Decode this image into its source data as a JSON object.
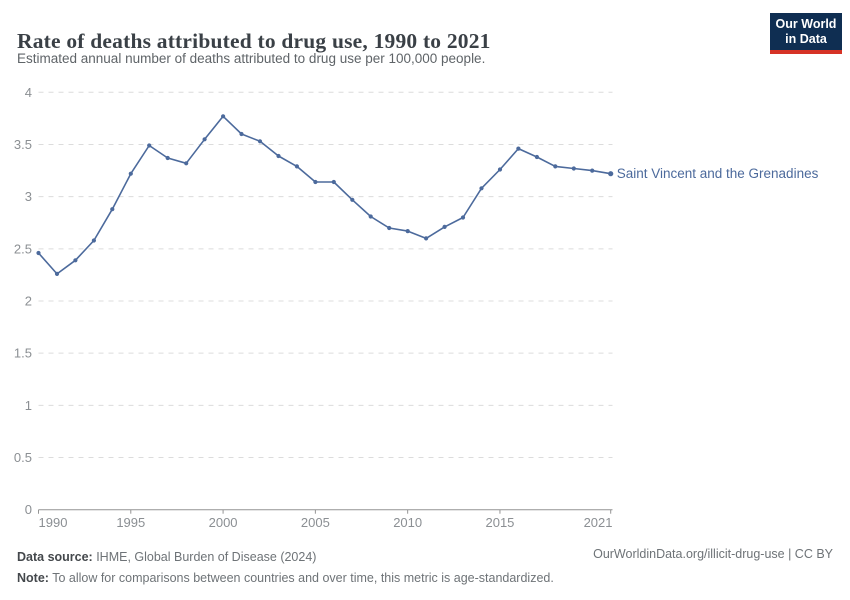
{
  "header": {
    "title": "Rate of deaths attributed to drug use, 1990 to 2021",
    "subtitle": "Estimated annual number of deaths attributed to drug use per 100,000 people.",
    "logo_line1": "Our World",
    "logo_line2": "in Data"
  },
  "chart_data": {
    "type": "line",
    "title": "Rate of deaths attributed to drug use, 1990 to 2021",
    "x": [
      1990,
      1991,
      1992,
      1993,
      1994,
      1995,
      1996,
      1997,
      1998,
      1999,
      2000,
      2001,
      2002,
      2003,
      2004,
      2005,
      2006,
      2007,
      2008,
      2009,
      2010,
      2011,
      2012,
      2013,
      2014,
      2015,
      2016,
      2017,
      2018,
      2019,
      2020,
      2021
    ],
    "series": [
      {
        "name": "Saint Vincent and the Grenadines",
        "values": [
          2.46,
          2.26,
          2.39,
          2.58,
          2.88,
          3.22,
          3.49,
          3.37,
          3.32,
          3.55,
          3.77,
          3.6,
          3.53,
          3.39,
          3.29,
          3.14,
          3.14,
          2.97,
          2.81,
          2.7,
          2.67,
          2.6,
          2.71,
          2.8,
          3.08,
          3.26,
          3.46,
          3.38,
          3.29,
          3.27,
          3.25,
          3.22
        ],
        "color": "#4c6a9c"
      }
    ],
    "xlabel": "",
    "ylabel": "",
    "ylim": [
      0,
      4
    ],
    "yticks": [
      0,
      0.5,
      1,
      1.5,
      2,
      2.5,
      3,
      3.5,
      4
    ],
    "xticks": [
      1990,
      1995,
      2000,
      2005,
      2010,
      2015,
      2021
    ],
    "grid": "horizontal-dashed",
    "legend_position": "end-of-line-label"
  },
  "footer": {
    "datasource_label": "Data source:",
    "datasource_value": " IHME, Global Burden of Disease (2024)",
    "note_label": "Note:",
    "note_value": " To allow for comparisons between countries and over time, this metric is age-standardized.",
    "link": "OurWorldinData.org/illicit-drug-use | CC BY"
  },
  "colors": {
    "line": "#4c6a9c",
    "series_label": "#4c6a9c",
    "grid": "#dcdcdc",
    "axis": "#949494",
    "tick_label": "#8b8f93",
    "title": "#3a4046",
    "subtitle": "#5f6468",
    "logo_bg": "#0f2e52",
    "logo_accent": "#d63226"
  }
}
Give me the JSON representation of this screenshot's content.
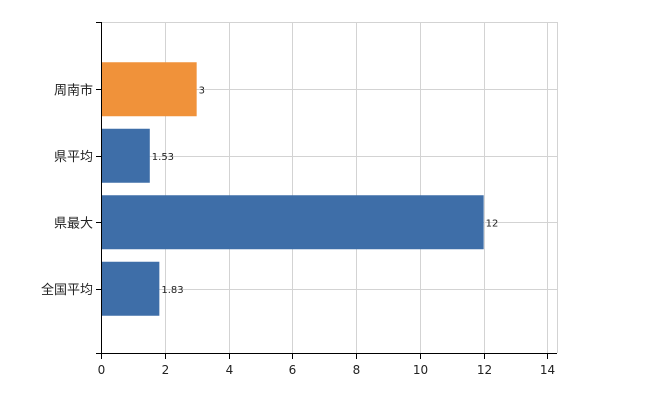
{
  "chart_data": {
    "type": "bar",
    "orientation": "horizontal",
    "categories": [
      "周南市",
      "県平均",
      "県最大",
      "全国平均"
    ],
    "values": [
      3,
      1.53,
      12,
      1.83
    ],
    "value_labels": [
      "3",
      "1.53",
      "12",
      "1.83"
    ],
    "bar_colors": [
      "#f0923a",
      "#3e6ea8",
      "#3e6ea8",
      "#3e6ea8"
    ],
    "highlight_color": "#f0923a",
    "base_color": "#3e6ea8",
    "xlim": [
      0,
      14.3
    ],
    "xticks": [
      0,
      2,
      4,
      6,
      8,
      10,
      12,
      14
    ],
    "xtick_labels": [
      "0",
      "2",
      "4",
      "6",
      "8",
      "10",
      "12",
      "14"
    ],
    "grid": true,
    "grid_color": "#d3d3d3",
    "axis_color": "#000000",
    "title": "",
    "xlabel": "",
    "ylabel": ""
  }
}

-.-.-

**Stated exercise**
All of the lines above should be retyped precisely, apart from the pictures.

**Written response**
Decode this image into its source data as a JSON object.
{
  "header": {
    "title": "Rate of deaths attributed to drug use, 1990 to 2021",
    "subtitle": "Estimated annual number of deaths attributed to drug use per 100,000 people.",
    "logo_line1": "Our World",
    "logo_line2": "in Data"
  },
  "chart_data": {
    "type": "line",
    "title": "Rate of deaths attributed to drug use, 1990 to 2021",
    "x": [
      1990,
      1991,
      1992,
      1993,
      1994,
      1995,
      1996,
      1997,
      1998,
      1999,
      2000,
      2001,
      2002,
      2003,
      2004,
      2005,
      2006,
      2007,
      2008,
      2009,
      2010,
      2011,
      2012,
      2013,
      2014,
      2015,
      2016,
      2017,
      2018,
      2019,
      2020,
      2021
    ],
    "series": [
      {
        "name": "Saint Vincent and the Grenadines",
        "values": [
          2.46,
          2.26,
          2.39,
          2.58,
          2.88,
          3.22,
          3.49,
          3.37,
          3.32,
          3.55,
          3.77,
          3.6,
          3.53,
          3.39,
          3.29,
          3.14,
          3.14,
          2.97,
          2.81,
          2.7,
          2.67,
          2.6,
          2.71,
          2.8,
          3.08,
          3.26,
          3.46,
          3.38,
          3.29,
          3.27,
          3.25,
          3.22
        ],
        "color": "#4c6a9c"
      }
    ],
    "xlabel": "",
    "ylabel": "",
    "ylim": [
      0,
      4
    ],
    "yticks": [
      0,
      0.5,
      1,
      1.5,
      2,
      2.5,
      3,
      3.5,
      4
    ],
    "xticks": [
      1990,
      1995,
      2000,
      2005,
      2010,
      2015,
      2021
    ],
    "grid": "horizontal-dashed",
    "legend_position": "end-of-line-label"
  },
  "footer": {
    "datasource_label": "Data source:",
    "datasource_value": " IHME, Global Burden of Disease (2024)",
    "note_label": "Note:",
    "note_value": " To allow for comparisons between countries and over time, this metric is age-standardized.",
    "link": "OurWorldinData.org/illicit-drug-use | CC BY"
  },
  "colors": {
    "line": "#4c6a9c",
    "series_label": "#4c6a9c",
    "grid": "#dcdcdc",
    "axis": "#949494",
    "tick_label": "#8b8f93",
    "title": "#3a4046",
    "subtitle": "#5f6468",
    "logo_bg": "#0f2e52",
    "logo_accent": "#d63226"
  }
}
Give me the JSON representation of this screenshot's content.
{
  "chart_data": {
    "type": "bar",
    "orientation": "horizontal",
    "categories": [
      "周南市",
      "県平均",
      "県最大",
      "全国平均"
    ],
    "values": [
      3,
      1.53,
      12,
      1.83
    ],
    "value_labels": [
      "3",
      "1.53",
      "12",
      "1.83"
    ],
    "bar_colors": [
      "#f0923a",
      "#3e6ea8",
      "#3e6ea8",
      "#3e6ea8"
    ],
    "highlight_color": "#f0923a",
    "base_color": "#3e6ea8",
    "xlim": [
      0,
      14.3
    ],
    "xticks": [
      0,
      2,
      4,
      6,
      8,
      10,
      12,
      14
    ],
    "xtick_labels": [
      "0",
      "2",
      "4",
      "6",
      "8",
      "10",
      "12",
      "14"
    ],
    "grid": true,
    "grid_color": "#d3d3d3",
    "axis_color": "#000000",
    "title": "",
    "xlabel": "",
    "ylabel": ""
  }
}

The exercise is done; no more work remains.